__DIRECTIVE__
Wherever the word "data" appears in a line, copy that line.

__PROVIDED INFORMATION__
>> BEGIN

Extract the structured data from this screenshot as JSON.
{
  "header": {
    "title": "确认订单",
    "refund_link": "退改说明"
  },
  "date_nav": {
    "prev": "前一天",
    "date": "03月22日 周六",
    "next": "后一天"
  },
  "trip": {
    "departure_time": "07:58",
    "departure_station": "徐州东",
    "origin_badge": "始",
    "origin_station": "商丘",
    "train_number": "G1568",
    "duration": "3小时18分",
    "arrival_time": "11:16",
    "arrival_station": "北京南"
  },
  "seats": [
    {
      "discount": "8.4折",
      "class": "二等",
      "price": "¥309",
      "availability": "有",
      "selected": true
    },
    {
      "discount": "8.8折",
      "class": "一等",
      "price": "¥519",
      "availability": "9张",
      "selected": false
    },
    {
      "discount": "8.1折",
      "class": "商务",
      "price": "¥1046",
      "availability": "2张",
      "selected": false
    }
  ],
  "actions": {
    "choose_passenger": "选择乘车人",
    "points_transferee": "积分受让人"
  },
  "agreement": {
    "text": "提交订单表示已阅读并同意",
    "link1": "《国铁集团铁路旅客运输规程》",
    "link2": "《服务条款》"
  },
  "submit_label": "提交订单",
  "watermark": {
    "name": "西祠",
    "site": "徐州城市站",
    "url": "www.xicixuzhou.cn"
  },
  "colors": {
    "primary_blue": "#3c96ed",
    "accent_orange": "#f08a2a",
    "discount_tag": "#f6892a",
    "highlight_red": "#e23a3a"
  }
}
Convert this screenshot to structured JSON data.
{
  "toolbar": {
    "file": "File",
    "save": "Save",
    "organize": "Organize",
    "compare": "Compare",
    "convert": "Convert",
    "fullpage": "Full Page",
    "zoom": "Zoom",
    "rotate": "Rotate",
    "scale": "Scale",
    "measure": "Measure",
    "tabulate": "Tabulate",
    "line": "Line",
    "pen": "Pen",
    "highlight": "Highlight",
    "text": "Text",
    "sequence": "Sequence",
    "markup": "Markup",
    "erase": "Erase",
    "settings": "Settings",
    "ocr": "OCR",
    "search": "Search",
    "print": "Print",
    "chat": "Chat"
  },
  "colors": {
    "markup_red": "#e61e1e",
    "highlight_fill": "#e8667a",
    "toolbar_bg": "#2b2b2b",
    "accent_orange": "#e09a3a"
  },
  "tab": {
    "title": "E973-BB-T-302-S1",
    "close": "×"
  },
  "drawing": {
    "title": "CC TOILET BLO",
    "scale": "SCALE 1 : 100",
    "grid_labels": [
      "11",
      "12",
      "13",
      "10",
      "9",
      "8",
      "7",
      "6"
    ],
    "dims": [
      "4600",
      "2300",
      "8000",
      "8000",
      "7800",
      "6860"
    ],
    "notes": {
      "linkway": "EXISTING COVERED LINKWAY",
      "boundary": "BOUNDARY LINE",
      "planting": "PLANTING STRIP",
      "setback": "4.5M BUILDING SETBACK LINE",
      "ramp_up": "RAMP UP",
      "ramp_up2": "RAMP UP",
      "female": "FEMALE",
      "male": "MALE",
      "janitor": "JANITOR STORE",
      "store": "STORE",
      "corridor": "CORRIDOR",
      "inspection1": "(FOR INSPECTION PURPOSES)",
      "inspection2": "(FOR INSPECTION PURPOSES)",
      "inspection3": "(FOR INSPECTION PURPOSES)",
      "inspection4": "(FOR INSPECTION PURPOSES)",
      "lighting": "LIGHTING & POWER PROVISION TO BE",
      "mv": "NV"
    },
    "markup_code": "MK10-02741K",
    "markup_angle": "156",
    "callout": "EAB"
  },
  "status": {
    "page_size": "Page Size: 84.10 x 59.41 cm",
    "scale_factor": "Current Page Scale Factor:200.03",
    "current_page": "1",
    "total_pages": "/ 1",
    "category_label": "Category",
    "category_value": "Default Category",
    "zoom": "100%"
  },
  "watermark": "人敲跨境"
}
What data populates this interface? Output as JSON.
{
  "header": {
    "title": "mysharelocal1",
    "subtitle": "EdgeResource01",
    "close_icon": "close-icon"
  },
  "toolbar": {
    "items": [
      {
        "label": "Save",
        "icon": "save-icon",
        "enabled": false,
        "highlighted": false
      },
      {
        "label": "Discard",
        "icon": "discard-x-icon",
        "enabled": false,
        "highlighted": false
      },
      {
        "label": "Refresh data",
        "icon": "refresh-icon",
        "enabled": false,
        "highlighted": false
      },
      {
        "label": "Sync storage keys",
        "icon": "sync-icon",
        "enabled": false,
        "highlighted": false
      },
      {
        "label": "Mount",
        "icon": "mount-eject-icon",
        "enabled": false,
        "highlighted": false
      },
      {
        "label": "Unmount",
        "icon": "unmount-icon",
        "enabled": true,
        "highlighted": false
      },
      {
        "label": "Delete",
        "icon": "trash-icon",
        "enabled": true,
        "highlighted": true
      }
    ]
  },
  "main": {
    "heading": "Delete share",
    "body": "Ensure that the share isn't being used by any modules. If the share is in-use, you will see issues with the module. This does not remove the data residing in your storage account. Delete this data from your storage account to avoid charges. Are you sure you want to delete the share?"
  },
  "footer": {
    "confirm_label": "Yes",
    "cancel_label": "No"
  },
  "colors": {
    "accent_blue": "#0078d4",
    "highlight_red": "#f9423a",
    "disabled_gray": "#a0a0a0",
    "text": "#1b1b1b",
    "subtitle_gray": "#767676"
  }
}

>> END

__RESULT__
Extract the structured data from this screenshot as JSON.
Convert this screenshot to structured JSON data.
What data populates this interface? Output as JSON.
        "label": "Refresh data",
    "body": "Ensure that the share isn't being used by any modules. If the share is in-use, you will see issues with the module. This does not remove the data residing in your storage account. Delete this data from your storage account to avoid charges. Are you sure you want to delete the share?"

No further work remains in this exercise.